Provided entries.
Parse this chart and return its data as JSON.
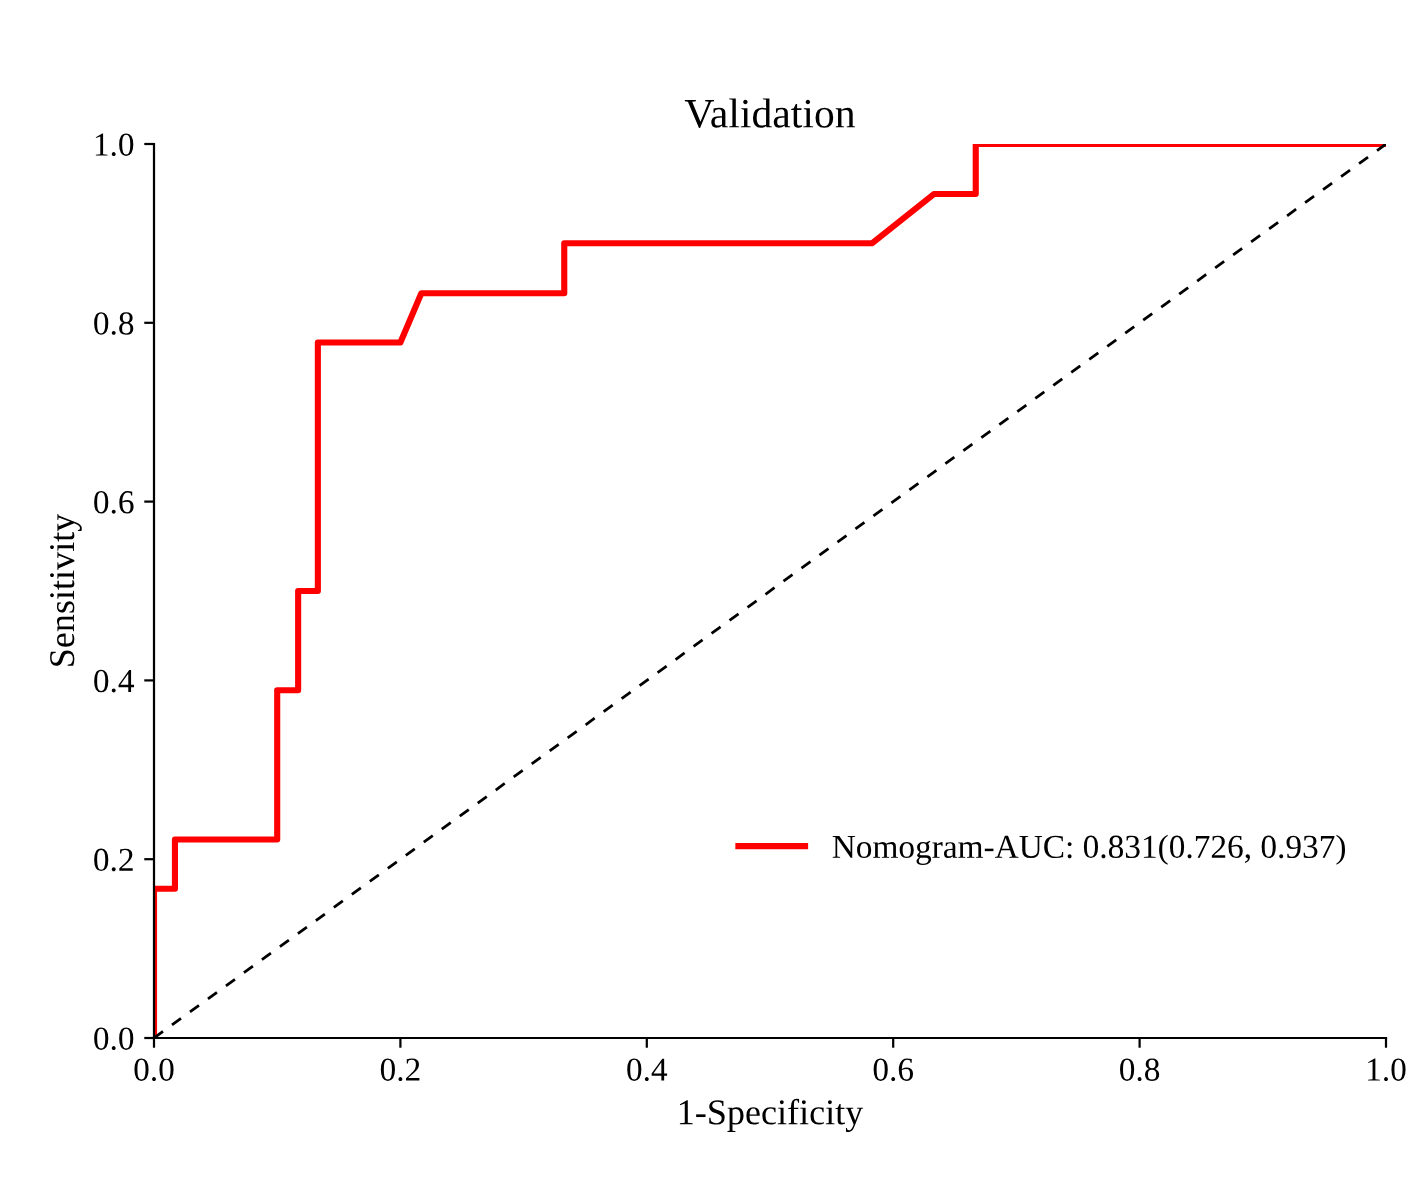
{
  "chart_data": {
    "type": "line",
    "title": "Validation",
    "xlabel": "1-Specificity",
    "ylabel": "Sensitivity",
    "xlim": [
      0,
      1
    ],
    "ylim": [
      0,
      1
    ],
    "xticks": [
      {
        "value": 0,
        "label": "0.0"
      },
      {
        "value": 0.2,
        "label": "0.2"
      },
      {
        "value": 0.4,
        "label": "0.4"
      },
      {
        "value": 0.6,
        "label": "0.6"
      },
      {
        "value": 0.8,
        "label": "0.8"
      },
      {
        "value": 1,
        "label": "1.0"
      }
    ],
    "yticks": [
      {
        "value": 0,
        "label": "0.0"
      },
      {
        "value": 0.2,
        "label": "0.2"
      },
      {
        "value": 0.4,
        "label": "0.4"
      },
      {
        "value": 0.6,
        "label": "0.6"
      },
      {
        "value": 0.8,
        "label": "0.8"
      },
      {
        "value": 1,
        "label": "1.0"
      }
    ],
    "grid": false,
    "legend": "bottom right",
    "marker": "none",
    "series": [
      {
        "name": "Nomogram-AUC: 0.831(0.726, 0.937)",
        "color": "#ff0000",
        "line_style": "solid",
        "x": [
          0,
          0,
          0.017,
          0.017,
          0.1,
          0.1,
          0.117,
          0.117,
          0.133,
          0.133,
          0.2,
          0.217,
          0.333,
          0.333,
          0.583,
          0.633,
          0.667,
          0.667,
          1
        ],
        "values": [
          0,
          0.167,
          0.167,
          0.222,
          0.222,
          0.389,
          0.389,
          0.5,
          0.5,
          0.778,
          0.778,
          0.833,
          0.833,
          0.889,
          0.889,
          0.944,
          0.944,
          1,
          1
        ]
      },
      {
        "color": "#000000",
        "line_style": "dashed",
        "x": [
          0,
          1
        ],
        "values": [
          0,
          1
        ]
      }
    ]
  }
}
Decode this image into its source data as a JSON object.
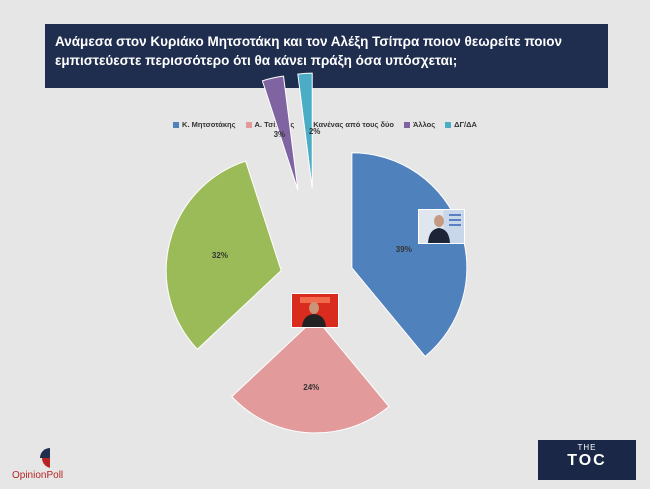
{
  "title": "Ανάμεσα στον Κυριάκο Μητσοτάκη και τον Αλέξη Τσίπρα ποιον θεωρείτε ποιον εμπιστεύεστε περισσότερο ότι θα κάνει πράξη όσα υπόσχεται;",
  "chart_data": {
    "type": "pie",
    "exploded": true,
    "categories": [
      "Κ. Μητσοτάκης",
      "Α. Τσίπρας",
      "Κανένας από τους δύο",
      "Άλλος",
      "ΔΓ/ΔΑ"
    ],
    "values": [
      39,
      24,
      32,
      3,
      2
    ],
    "labels": [
      "39%",
      "24%",
      "32%",
      "3%",
      "2%"
    ],
    "colors": [
      "#4f81bd",
      "#e29a9a",
      "#9bbb59",
      "#8064a2",
      "#4bacc6"
    ],
    "legend_position": "top"
  },
  "branding": {
    "pollster": "OpinionPoll",
    "channel_small": "THE",
    "channel_main": "TOC"
  }
}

Task directions. Take the records above and transcribe them exactly, dropping every picture.

Written response.
Parse this chart and return its data as JSON.
{
  "chart_data": {
    "type": "line",
    "title": "Validation",
    "xlabel": "1-Specificity",
    "ylabel": "Sensitivity",
    "xlim": [
      0,
      1
    ],
    "ylim": [
      0,
      1
    ],
    "xticks": [
      {
        "value": 0,
        "label": "0.0"
      },
      {
        "value": 0.2,
        "label": "0.2"
      },
      {
        "value": 0.4,
        "label": "0.4"
      },
      {
        "value": 0.6,
        "label": "0.6"
      },
      {
        "value": 0.8,
        "label": "0.8"
      },
      {
        "value": 1,
        "label": "1.0"
      }
    ],
    "yticks": [
      {
        "value": 0,
        "label": "0.0"
      },
      {
        "value": 0.2,
        "label": "0.2"
      },
      {
        "value": 0.4,
        "label": "0.4"
      },
      {
        "value": 0.6,
        "label": "0.6"
      },
      {
        "value": 0.8,
        "label": "0.8"
      },
      {
        "value": 1,
        "label": "1.0"
      }
    ],
    "grid": false,
    "legend": "bottom right",
    "marker": "none",
    "series": [
      {
        "name": "Nomogram-AUC: 0.831(0.726, 0.937)",
        "color": "#ff0000",
        "line_style": "solid",
        "x": [
          0,
          0,
          0.017,
          0.017,
          0.1,
          0.1,
          0.117,
          0.117,
          0.133,
          0.133,
          0.2,
          0.217,
          0.333,
          0.333,
          0.583,
          0.633,
          0.667,
          0.667,
          1
        ],
        "values": [
          0,
          0.167,
          0.167,
          0.222,
          0.222,
          0.389,
          0.389,
          0.5,
          0.5,
          0.778,
          0.778,
          0.833,
          0.833,
          0.889,
          0.889,
          0.944,
          0.944,
          1,
          1
        ]
      },
      {
        "color": "#000000",
        "line_style": "dashed",
        "x": [
          0,
          1
        ],
        "values": [
          0,
          1
        ]
      }
    ]
  }
}
Decode this image into its source data as a JSON object.
{
  "title": "Ανάμεσα στον Κυριάκο Μητσοτάκη και τον Αλέξη Τσίπρα ποιον θεωρείτε ποιον εμπιστεύεστε περισσότερο ότι θα κάνει πράξη όσα υπόσχεται;",
  "chart_data": {
    "type": "pie",
    "exploded": true,
    "categories": [
      "Κ. Μητσοτάκης",
      "Α. Τσίπρας",
      "Κανένας από τους δύο",
      "Άλλος",
      "ΔΓ/ΔΑ"
    ],
    "values": [
      39,
      24,
      32,
      3,
      2
    ],
    "labels": [
      "39%",
      "24%",
      "32%",
      "3%",
      "2%"
    ],
    "colors": [
      "#4f81bd",
      "#e29a9a",
      "#9bbb59",
      "#8064a2",
      "#4bacc6"
    ],
    "legend_position": "top"
  },
  "branding": {
    "pollster": "OpinionPoll",
    "channel_small": "THE",
    "channel_main": "TOC"
  }
}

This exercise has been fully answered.